**Required task**
Take from the listing each line that has the string "Radó".

═════ Extracted material

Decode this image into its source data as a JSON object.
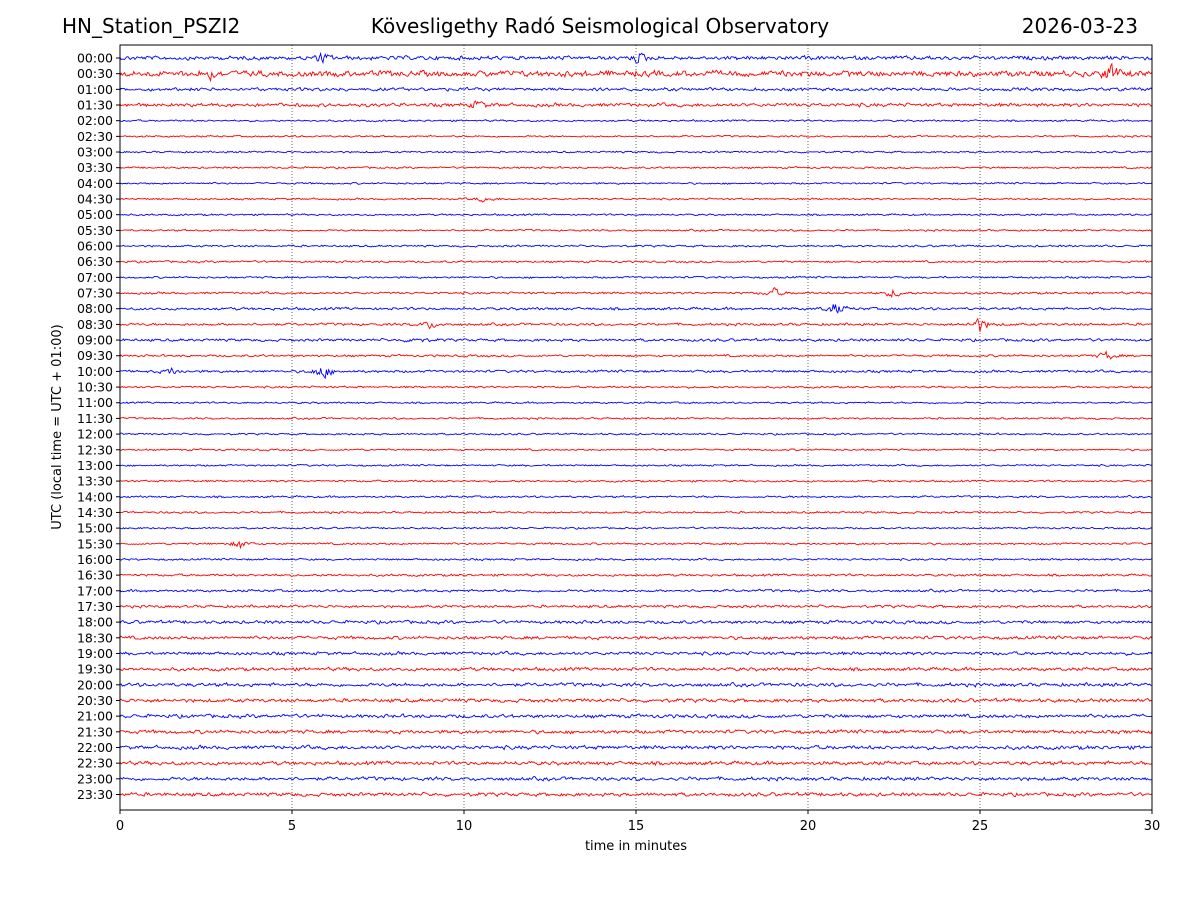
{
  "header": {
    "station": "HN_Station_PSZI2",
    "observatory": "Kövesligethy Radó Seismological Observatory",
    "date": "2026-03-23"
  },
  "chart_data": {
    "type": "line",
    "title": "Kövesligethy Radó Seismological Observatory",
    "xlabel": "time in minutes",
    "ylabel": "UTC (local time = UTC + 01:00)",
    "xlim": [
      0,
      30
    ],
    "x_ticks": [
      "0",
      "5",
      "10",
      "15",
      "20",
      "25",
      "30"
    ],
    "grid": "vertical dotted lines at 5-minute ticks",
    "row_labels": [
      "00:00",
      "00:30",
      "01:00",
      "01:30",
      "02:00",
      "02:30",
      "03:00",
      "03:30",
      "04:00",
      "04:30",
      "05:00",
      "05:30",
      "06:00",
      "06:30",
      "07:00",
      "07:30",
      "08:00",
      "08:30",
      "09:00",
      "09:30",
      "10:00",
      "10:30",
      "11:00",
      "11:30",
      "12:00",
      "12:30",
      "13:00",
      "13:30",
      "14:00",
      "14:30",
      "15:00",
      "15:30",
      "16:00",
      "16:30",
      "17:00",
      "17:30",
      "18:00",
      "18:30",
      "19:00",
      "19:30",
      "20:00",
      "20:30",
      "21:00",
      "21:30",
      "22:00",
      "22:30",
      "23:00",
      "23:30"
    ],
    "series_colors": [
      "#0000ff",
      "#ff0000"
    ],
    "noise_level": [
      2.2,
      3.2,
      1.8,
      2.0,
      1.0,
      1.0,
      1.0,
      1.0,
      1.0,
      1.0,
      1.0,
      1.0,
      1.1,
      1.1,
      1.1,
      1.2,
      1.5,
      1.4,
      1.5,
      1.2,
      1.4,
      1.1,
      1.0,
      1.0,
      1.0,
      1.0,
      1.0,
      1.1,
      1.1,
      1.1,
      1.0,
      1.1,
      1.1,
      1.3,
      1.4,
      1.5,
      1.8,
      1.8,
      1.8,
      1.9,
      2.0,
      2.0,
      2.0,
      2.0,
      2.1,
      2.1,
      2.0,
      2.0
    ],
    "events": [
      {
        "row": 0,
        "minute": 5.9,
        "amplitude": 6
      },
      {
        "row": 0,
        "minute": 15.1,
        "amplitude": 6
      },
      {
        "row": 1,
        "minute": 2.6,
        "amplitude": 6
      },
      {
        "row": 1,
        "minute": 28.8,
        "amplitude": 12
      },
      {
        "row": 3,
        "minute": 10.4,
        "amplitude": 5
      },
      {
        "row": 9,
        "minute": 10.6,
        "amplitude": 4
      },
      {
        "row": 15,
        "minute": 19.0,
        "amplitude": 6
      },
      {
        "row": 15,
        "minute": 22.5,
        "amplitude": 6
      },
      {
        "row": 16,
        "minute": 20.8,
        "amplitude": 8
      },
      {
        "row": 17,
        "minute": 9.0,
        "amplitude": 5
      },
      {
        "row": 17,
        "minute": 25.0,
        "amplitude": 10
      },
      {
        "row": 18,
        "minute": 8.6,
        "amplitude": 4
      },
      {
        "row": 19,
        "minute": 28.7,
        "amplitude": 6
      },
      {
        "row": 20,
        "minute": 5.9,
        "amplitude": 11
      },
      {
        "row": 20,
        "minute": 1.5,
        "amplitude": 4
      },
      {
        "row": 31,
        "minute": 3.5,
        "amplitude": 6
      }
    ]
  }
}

══════════
═════ Extracted material

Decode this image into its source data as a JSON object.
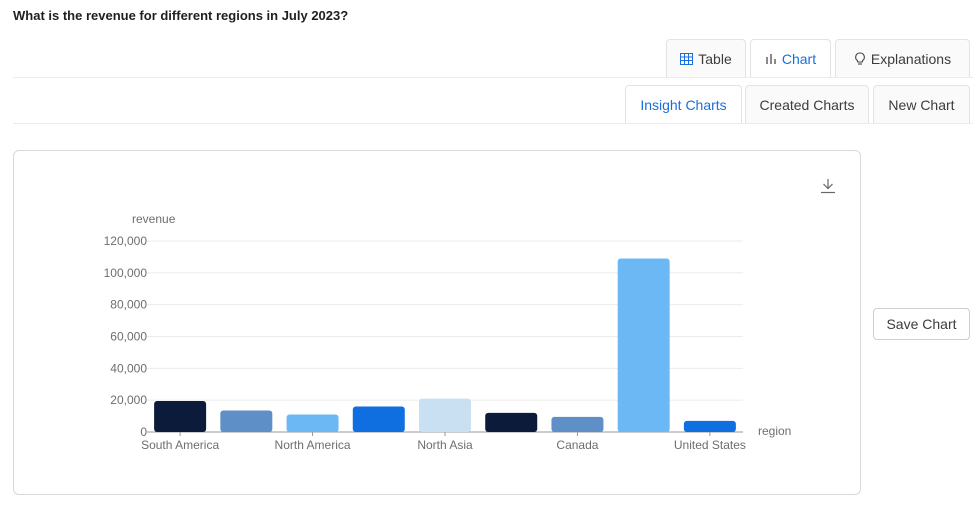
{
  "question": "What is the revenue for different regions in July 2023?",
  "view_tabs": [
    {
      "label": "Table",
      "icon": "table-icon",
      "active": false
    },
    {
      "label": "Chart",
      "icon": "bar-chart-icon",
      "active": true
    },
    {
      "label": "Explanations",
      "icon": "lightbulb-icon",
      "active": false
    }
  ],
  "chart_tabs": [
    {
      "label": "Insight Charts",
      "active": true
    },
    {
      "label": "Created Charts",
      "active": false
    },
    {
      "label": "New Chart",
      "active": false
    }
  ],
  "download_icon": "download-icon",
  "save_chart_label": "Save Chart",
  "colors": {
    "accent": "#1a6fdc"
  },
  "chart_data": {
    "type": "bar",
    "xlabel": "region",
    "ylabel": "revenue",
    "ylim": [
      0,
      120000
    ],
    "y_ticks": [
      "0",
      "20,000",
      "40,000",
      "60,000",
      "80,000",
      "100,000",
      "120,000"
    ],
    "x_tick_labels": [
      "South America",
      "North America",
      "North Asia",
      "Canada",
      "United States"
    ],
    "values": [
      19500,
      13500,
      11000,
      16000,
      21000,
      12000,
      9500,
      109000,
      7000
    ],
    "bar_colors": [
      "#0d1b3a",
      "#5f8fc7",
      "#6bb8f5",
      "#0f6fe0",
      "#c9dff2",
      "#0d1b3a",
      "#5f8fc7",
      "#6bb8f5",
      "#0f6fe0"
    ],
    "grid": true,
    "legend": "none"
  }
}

══════════
═════ Extracted material

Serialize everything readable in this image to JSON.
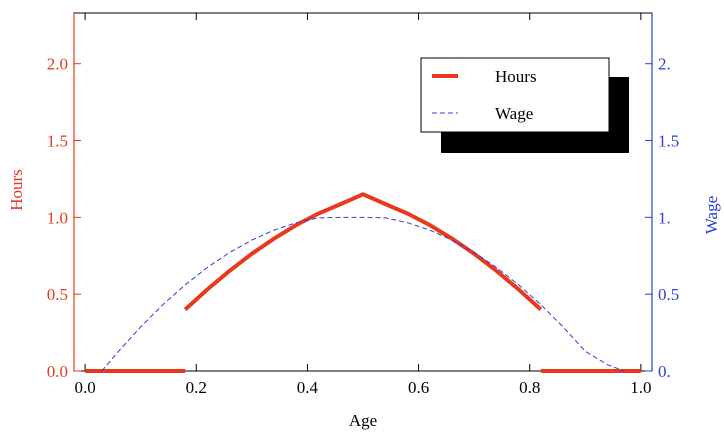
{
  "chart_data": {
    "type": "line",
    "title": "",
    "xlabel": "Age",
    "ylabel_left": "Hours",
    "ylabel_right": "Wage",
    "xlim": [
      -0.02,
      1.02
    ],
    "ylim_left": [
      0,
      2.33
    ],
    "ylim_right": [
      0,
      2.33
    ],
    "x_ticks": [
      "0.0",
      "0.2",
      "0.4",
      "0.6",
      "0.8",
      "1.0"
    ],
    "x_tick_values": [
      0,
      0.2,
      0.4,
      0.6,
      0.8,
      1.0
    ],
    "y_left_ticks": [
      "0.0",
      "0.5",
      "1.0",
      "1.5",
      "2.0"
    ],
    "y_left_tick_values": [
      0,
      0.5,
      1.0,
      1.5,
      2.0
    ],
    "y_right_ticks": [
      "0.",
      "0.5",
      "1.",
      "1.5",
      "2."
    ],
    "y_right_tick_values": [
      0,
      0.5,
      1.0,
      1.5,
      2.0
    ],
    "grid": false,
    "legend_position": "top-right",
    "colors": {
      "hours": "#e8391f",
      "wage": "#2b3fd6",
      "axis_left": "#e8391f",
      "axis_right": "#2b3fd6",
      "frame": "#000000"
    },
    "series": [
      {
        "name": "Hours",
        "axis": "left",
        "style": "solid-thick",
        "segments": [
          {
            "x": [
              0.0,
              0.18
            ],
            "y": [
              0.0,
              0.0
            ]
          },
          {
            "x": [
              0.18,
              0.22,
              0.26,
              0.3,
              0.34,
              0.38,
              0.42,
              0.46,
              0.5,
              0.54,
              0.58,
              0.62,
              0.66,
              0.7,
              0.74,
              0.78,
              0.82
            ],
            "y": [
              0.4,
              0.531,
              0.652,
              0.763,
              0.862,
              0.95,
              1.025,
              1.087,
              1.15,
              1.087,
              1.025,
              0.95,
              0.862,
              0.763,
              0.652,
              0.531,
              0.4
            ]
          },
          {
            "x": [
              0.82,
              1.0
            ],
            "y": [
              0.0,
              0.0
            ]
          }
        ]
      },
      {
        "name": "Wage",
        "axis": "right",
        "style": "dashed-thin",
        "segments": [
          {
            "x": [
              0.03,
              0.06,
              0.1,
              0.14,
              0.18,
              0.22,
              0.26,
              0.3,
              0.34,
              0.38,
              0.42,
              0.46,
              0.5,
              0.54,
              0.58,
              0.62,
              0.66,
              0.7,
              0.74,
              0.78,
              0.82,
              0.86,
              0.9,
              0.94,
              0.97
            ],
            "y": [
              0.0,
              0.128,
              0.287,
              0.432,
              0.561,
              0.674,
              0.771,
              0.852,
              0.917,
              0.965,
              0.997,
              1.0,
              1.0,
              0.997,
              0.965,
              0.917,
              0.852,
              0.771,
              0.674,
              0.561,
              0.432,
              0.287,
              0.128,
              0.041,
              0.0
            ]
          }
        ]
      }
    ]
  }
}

══════════

**Task answer**
    "observatory": "Kövesligethy Radó Seismological Observatory",
    "title": "Kövesligethy Radó Seismological Observatory",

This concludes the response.